TASK INSTRUCTIONS: Give back the whole listing exactly as shown.

- - - - -

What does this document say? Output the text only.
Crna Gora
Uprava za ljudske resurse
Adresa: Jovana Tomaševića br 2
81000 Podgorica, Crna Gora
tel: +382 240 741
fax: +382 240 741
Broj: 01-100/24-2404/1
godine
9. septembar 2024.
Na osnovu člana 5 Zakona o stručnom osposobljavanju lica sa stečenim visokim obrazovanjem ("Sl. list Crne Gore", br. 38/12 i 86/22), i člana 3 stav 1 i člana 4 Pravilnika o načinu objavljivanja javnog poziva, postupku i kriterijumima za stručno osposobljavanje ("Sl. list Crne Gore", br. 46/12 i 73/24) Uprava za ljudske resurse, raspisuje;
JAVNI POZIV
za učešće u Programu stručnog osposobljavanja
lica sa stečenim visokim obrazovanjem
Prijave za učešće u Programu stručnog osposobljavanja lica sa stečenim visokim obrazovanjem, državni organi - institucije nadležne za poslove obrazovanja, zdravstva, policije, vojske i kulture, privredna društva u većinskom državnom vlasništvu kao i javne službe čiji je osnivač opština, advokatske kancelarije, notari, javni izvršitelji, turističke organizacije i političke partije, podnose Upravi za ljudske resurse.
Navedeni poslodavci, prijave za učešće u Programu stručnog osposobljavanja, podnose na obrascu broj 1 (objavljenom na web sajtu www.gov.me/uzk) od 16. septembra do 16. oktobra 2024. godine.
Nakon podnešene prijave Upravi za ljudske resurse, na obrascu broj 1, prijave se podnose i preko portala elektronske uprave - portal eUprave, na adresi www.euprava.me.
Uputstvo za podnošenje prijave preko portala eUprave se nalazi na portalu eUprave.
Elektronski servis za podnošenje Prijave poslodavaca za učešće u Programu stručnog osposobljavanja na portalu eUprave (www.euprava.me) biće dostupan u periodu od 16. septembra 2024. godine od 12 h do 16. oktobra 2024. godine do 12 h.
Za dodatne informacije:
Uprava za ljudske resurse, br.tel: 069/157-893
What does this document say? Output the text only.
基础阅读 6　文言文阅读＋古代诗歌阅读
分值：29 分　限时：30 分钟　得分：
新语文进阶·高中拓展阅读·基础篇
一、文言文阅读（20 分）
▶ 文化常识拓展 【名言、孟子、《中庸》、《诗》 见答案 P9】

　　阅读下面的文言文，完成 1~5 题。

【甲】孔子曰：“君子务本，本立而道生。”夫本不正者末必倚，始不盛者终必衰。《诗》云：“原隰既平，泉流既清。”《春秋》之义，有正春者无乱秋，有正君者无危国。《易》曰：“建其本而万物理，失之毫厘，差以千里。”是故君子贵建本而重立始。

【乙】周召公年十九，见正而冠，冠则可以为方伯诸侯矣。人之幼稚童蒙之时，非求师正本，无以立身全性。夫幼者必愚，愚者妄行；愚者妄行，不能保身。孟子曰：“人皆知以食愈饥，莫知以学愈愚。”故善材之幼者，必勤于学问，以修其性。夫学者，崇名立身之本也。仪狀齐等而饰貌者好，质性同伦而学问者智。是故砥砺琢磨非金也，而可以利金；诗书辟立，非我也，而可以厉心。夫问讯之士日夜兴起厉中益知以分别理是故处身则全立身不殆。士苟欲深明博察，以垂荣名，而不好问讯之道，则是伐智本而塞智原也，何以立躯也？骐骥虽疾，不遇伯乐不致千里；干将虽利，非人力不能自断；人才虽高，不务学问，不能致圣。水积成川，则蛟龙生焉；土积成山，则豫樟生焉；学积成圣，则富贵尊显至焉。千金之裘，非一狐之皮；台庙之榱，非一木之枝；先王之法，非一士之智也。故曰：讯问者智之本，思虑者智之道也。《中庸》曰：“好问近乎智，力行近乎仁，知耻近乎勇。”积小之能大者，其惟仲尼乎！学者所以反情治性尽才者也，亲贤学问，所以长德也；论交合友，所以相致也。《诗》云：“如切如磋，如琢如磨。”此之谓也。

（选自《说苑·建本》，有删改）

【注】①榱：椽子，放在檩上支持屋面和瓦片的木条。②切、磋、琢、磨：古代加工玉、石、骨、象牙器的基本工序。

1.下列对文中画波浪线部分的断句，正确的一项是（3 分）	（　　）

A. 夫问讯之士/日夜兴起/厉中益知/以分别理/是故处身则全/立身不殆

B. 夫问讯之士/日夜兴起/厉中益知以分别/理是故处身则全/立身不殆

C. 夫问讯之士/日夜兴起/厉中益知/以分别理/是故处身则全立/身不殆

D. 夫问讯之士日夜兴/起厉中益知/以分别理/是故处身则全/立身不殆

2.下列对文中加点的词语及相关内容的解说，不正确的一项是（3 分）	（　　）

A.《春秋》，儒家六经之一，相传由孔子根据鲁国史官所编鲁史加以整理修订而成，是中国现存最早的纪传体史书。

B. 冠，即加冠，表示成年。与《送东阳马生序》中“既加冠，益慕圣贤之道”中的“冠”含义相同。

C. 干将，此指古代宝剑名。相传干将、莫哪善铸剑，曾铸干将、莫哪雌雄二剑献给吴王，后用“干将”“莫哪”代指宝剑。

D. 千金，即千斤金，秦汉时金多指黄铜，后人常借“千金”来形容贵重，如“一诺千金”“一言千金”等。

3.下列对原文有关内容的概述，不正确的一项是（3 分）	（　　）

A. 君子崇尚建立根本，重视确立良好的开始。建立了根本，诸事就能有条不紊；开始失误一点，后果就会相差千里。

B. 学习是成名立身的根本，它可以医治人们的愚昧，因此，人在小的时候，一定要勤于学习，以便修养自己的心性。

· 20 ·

- - - - -

FINAL RESULT:
What does this document say? Output the text only.
Crna Gora
Uprava za ljudske resurse
Adresa: Jovana Tomaševića br 2
81000 Podgorica, Crna Gora
tel: +382 240 741
fax: +382 240 741
Broj: 01-100/24-2404/1
godine
9. septembar 2024.
Na osnovu člana 5 Zakona o stručnom osposobljavanju lica sa stečenim visokim obrazovanjem ("Sl. list Crne Gore", br. 38/12 i 86/22), i člana 3 stav 1 i člana 4 Pravilnika o načinu objavljivanja javnog poziva, postupku i kriterijumima za stručno osposobljavanje ("Sl. list Crne Gore", br. 46/12 i 73/24) Uprava za ljudske resurse, raspisuje;
JAVNI POZIV
za učešće u Programu stručnog osposobljavanja
lica sa stečenim visokim obrazovanjem
Prijave za učešće u Programu stručnog osposobljavanja lica sa stečenim visokim obrazovanjem, državni organi - institucije nadležne za poslove obrazovanja, zdravstva, policije, vojske i kulture, privredna društva u većinskom državnom vlasništvu kao i javne službe čiji je osnivač opština, advokatske kancelarije, notari, javni izvršitelji, turističke organizacije i političke partije, podnose Upravi za ljudske resurse.
Navedeni poslodavci, prijave za učešće u Programu stručnog osposobljavanja, podnose na obrascu broj 1 (objavljenom na web sajtu www.gov.me/uzk) od 16. septembra do 16. oktobra 2024. godine.
Nakon podnešene prijave Upravi za ljudske resurse, na obrascu broj 1, prijave se podnose i preko portala elektronske uprave - portal eUprave, na adresi www.euprava.me.
Uputstvo za podnošenje prijave preko portala eUprave se nalazi na portalu eUprave.
Elektronski servis za podnošenje Prijave poslodavaca za učešće u Programu stručnog osposobljavanja na portalu eUprave (www.euprava.me) biće dostupan u periodu od 16. septembra 2024. godine od 12 h do 16. oktobra 2024. godine do 12 h.
Za dodatne informacije:
Uprava za ljudske resurse, br.tel: 069/157-893
What does this document say? Output the text only.
基础阅读 6　文言文阅读＋古代诗歌阅读
分值：29 分　限时：30 分钟　得分：
新语文进阶·高中拓展阅读·基础篇
一、文言文阅读（20 分）
▶ 文化常识拓展 【名言、孟子、《中庸》、《诗》 见答案 P9】

　　阅读下面的文言文，完成 1~5 题。

【甲】孔子曰：“君子务本，本立而道生。”夫本不正者末必倚，始不盛者终必衰。《诗》云：“原隰既平，泉流既清。”《春秋》之义，有正春者无乱秋，有正君者无危国。《易》曰：“建其本而万物理，失之毫厘，差以千里。”是故君子贵建本而重立始。

【乙】周召公年十九，见正而冠，冠则可以为方伯诸侯矣。人之幼稚童蒙之时，非求师正本，无以立身全性。夫幼者必愚，愚者妄行；愚者妄行，不能保身。孟子曰：“人皆知以食愈饥，莫知以学愈愚。”故善材之幼者，必勤于学问，以修其性。夫学者，崇名立身之本也。仪狀齐等而饰貌者好，质性同伦而学问者智。是故砥砺琢磨非金也，而可以利金；诗书辟立，非我也，而可以厉心。夫问讯之士日夜兴起厉中益知以分别理是故处身则全立身不殆。士苟欲深明博察，以垂荣名，而不好问讯之道，则是伐智本而塞智原也，何以立躯也？骐骥虽疾，不遇伯乐不致千里；干将虽利，非人力不能自断；人才虽高，不务学问，不能致圣。水积成川，则蛟龙生焉；土积成山，则豫樟生焉；学积成圣，则富贵尊显至焉。千金之裘，非一狐之皮；台庙之榱，非一木之枝；先王之法，非一士之智也。故曰：讯问者智之本，思虑者智之道也。《中庸》曰：“好问近乎智，力行近乎仁，知耻近乎勇。”积小之能大者，其惟仲尼乎！学者所以反情治性尽才者也，亲贤学问，所以长德也；论交合友，所以相致也。《诗》云：“如切如磋，如琢如磨。”此之谓也。

（选自《说苑·建本》，有删改）

【注】①榱：椽子，放在檩上支持屋面和瓦片的木条。②切、磋、琢、磨：古代加工玉、石、骨、象牙器的基本工序。

1.下列对文中画波浪线部分的断句，正确的一项是（3 分）	（　　）

A. 夫问讯之士/日夜兴起/厉中益知/以分别理/是故处身则全/立身不殆

B. 夫问讯之士/日夜兴起/厉中益知以分别/理是故处身则全/立身不殆

C. 夫问讯之士/日夜兴起/厉中益知/以分别理/是故处身则全立/身不殆

D. 夫问讯之士日夜兴/起厉中益知/以分别理/是故处身则全/立身不殆

2.下列对文中加点的词语及相关内容的解说，不正确的一项是（3 分）	（　　）

A.《春秋》，儒家六经之一，相传由孔子根据鲁国史官所编鲁史加以整理修订而成，是中国现存最早的纪传体史书。

B. 冠，即加冠，表示成年。与《送东阳马生序》中“既加冠，益慕圣贤之道”中的“冠”含义相同。

C. 干将，此指古代宝剑名。相传干将、莫哪善铸剑，曾铸干将、莫哪雌雄二剑献给吴王，后用“干将”“莫哪”代指宝剑。

D. 千金，即千斤金，秦汉时金多指黄铜，后人常借“千金”来形容贵重，如“一诺千金”“一言千金”等。

3.下列对原文有关内容的概述，不正确的一项是（3 分）	（　　）

A. 君子崇尚建立根本，重视确立良好的开始。建立了根本，诸事就能有条不紊；开始失误一点，后果就会相差千里。

B. 学习是成名立身的根本，它可以医治人们的愚昧，因此，人在小的时候，一定要勤于学习，以便修养自己的心性。

· 20 ·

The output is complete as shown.